> EXERCISE DETAILS
Exact reproduction of the data is required, with images excluded.

--- BEGIN ITEMS ---

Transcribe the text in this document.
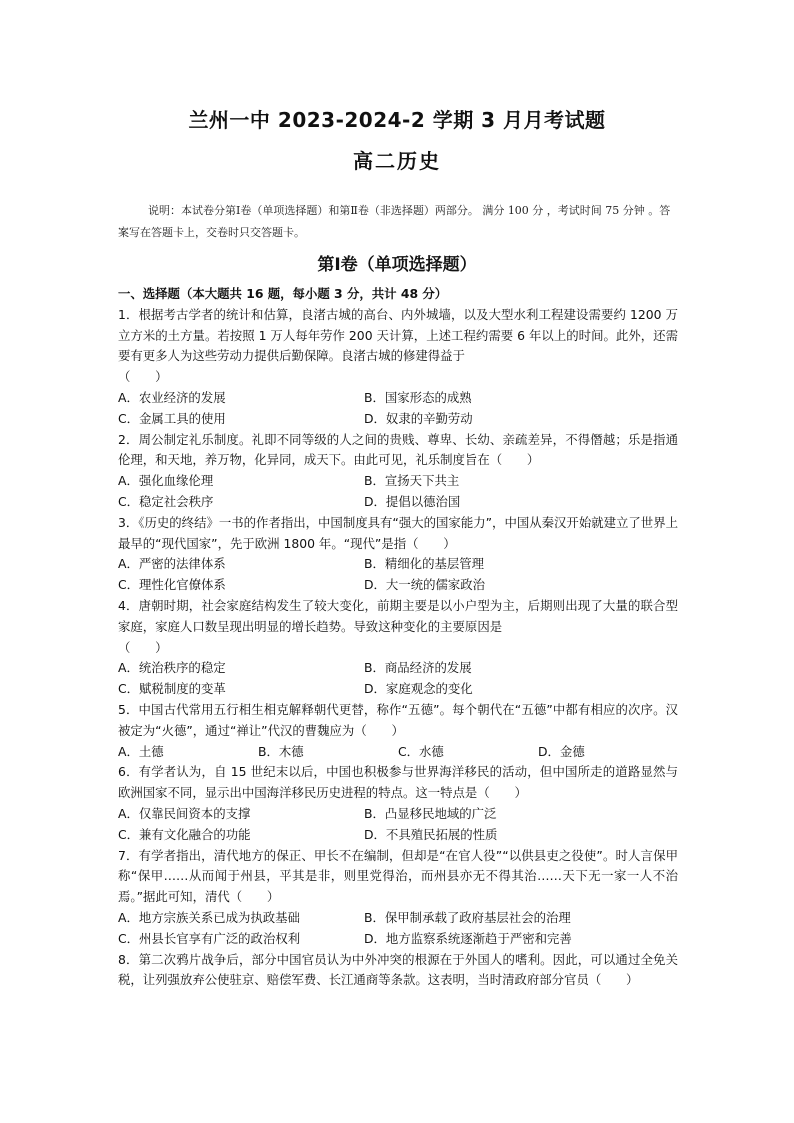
兰州一中 2023-2024-2 学期 3 月月考试题
高二历史
说明：本试卷分第Ⅰ卷（单项选择题）和第Ⅱ卷（非选择题）两部分。 满分 100 分 ，考试时间 75 分钟 。答案写在答题卡上，交卷时只交答题卡。
第Ⅰ卷（单项选择题）
一、选择题（本大题共 16 题，每小题 3 分，共计 48 分）

1．根据考古学者的统计和估算，良渚古城的高台、内外城墙，以及大型水利工程建设需要约 1200 万立方米的土方量。若按照 1 万人每年劳作 200 天计算，上述工程约需要 6 年以上的时间。此外，还需要有更多人为这些劳动力提供后勤保障。良渚古城的修建得益于

（　　）

A．农业经济的发展	B．国家形态的成熟
C．金属工具的使用	D．奴隶的辛勤劳动

2．周公制定礼乐制度。礼即不同等级的人之间的贵贱、尊卑、长幼、亲疏差异，不得僭越；乐是指通伦理，和天地，养万物，化异同，成天下。由此可见，礼乐制度旨在（　　）

A．强化血缘伦理	B．宣扬天下共主
C．稳定社会秩序	D．提倡以德治国

3．《历史的终结》一书的作者指出，中国制度具有“强大的国家能力”，中国从秦汉开始就建立了世界上最早的“现代国家”，先于欧洲 1800 年。“现代”是指（　　）

A．严密的法律体系	B．精细化的基层管理
C．理性化官僚体系	D．大一统的儒家政治

4．唐朝时期，社会家庭结构发生了较大变化，前期主要是以小户型为主，后期则出现了大量的联合型家庭，家庭人口数呈现出明显的增长趋势。导致这种变化的主要原因是

（　　）

A．统治秩序的稳定	B．商品经济的发展
C．赋税制度的变革	D．家庭观念的变化

5．中国古代常用五行相生相克解释朝代更替，称作“五德”。每个朝代在“五德”中都有相应的次序。汉被定为“火德”，通过“禅让”代汉的曹魏应为（　　）

A．土德	B．木德	C．水德	D．金德

6．有学者认为，自 15 世纪末以后，中国也积极参与世界海洋移民的活动，但中国所走的道路显然与欧洲国家不同，显示出中国海洋移民历史进程的特点。这一特点是（　　）

A．仅靠民间资本的支撑	B．凸显移民地域的广泛
C．兼有文化融合的功能	D．不具殖民拓展的性质

7．有学者指出，清代地方的保正、甲长不在编制，但却是“在官人役”“以供县吏之役使”。时人言保甲称“保甲……从而闻于州县，平其是非，则里党得治，而州县亦无不得其治……天下无一家一人不治焉。”据此可知，清代（　　）

A．地方宗族关系已成为执政基础	B．保甲制承载了政府基层社会的治理
C．州县长官享有广泛的政治权利	D．地方监察系统逐渐趋于严密和完善

8．第二次鸦片战争后，部分中国官员认为中外冲突的根源在于外国人的嗜利。因此，可以通过全免关税，让列强放弃公使驻京、赔偿军费、长江通商等条款。这表明，当时清政府部分官员（　　）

--- END ITEMS ---

> WORKED SOLUTION
Transcribe the text in this document.
兰州一中 2023-2024-2 学期 3 月月考试题
高二历史
说明：本试卷分第Ⅰ卷（单项选择题）和第Ⅱ卷（非选择题）两部分。 满分 100 分 ，考试时间 75 分钟 。答案写在答题卡上，交卷时只交答题卡。
第Ⅰ卷（单项选择题）
一、选择题（本大题共 16 题，每小题 3 分，共计 48 分）

1．根据考古学者的统计和估算，良渚古城的高台、内外城墙，以及大型水利工程建设需要约 1200 万立方米的土方量。若按照 1 万人每年劳作 200 天计算，上述工程约需要 6 年以上的时间。此外，还需要有更多人为这些劳动力提供后勤保障。良渚古城的修建得益于

（　　）

A．农业经济的发展	B．国家形态的成熟
C．金属工具的使用	D．奴隶的辛勤劳动

2．周公制定礼乐制度。礼即不同等级的人之间的贵贱、尊卑、长幼、亲疏差异，不得僭越；乐是指通伦理，和天地，养万物，化异同，成天下。由此可见，礼乐制度旨在（　　）

A．强化血缘伦理	B．宣扬天下共主
C．稳定社会秩序	D．提倡以德治国

3．《历史的终结》一书的作者指出，中国制度具有“强大的国家能力”，中国从秦汉开始就建立了世界上最早的“现代国家”，先于欧洲 1800 年。“现代”是指（　　）

A．严密的法律体系	B．精细化的基层管理
C．理性化官僚体系	D．大一统的儒家政治

4．唐朝时期，社会家庭结构发生了较大变化，前期主要是以小户型为主，后期则出现了大量的联合型家庭，家庭人口数呈现出明显的增长趋势。导致这种变化的主要原因是

（　　）

A．统治秩序的稳定	B．商品经济的发展
C．赋税制度的变革	D．家庭观念的变化

5．中国古代常用五行相生相克解释朝代更替，称作“五德”。每个朝代在“五德”中都有相应的次序。汉被定为“火德”，通过“禅让”代汉的曹魏应为（　　）

A．土德	B．木德	C．水德	D．金德

6．有学者认为，自 15 世纪末以后，中国也积极参与世界海洋移民的活动，但中国所走的道路显然与欧洲国家不同，显示出中国海洋移民历史进程的特点。这一特点是（　　）

A．仅靠民间资本的支撑	B．凸显移民地域的广泛
C．兼有文化融合的功能	D．不具殖民拓展的性质

7．有学者指出，清代地方的保正、甲长不在编制，但却是“在官人役”“以供县吏之役使”。时人言保甲称“保甲……从而闻于州县，平其是非，则里党得治，而州县亦无不得其治……天下无一家一人不治焉。”据此可知，清代（　　）

A．地方宗族关系已成为执政基础	B．保甲制承载了政府基层社会的治理
C．州县长官享有广泛的政治权利	D．地方监察系统逐渐趋于严密和完善

8．第二次鸦片战争后，部分中国官员认为中外冲突的根源在于外国人的嗜利。因此，可以通过全免关税，让列强放弃公使驻京、赔偿军费、长江通商等条款。这表明，当时清政府部分官员（　　）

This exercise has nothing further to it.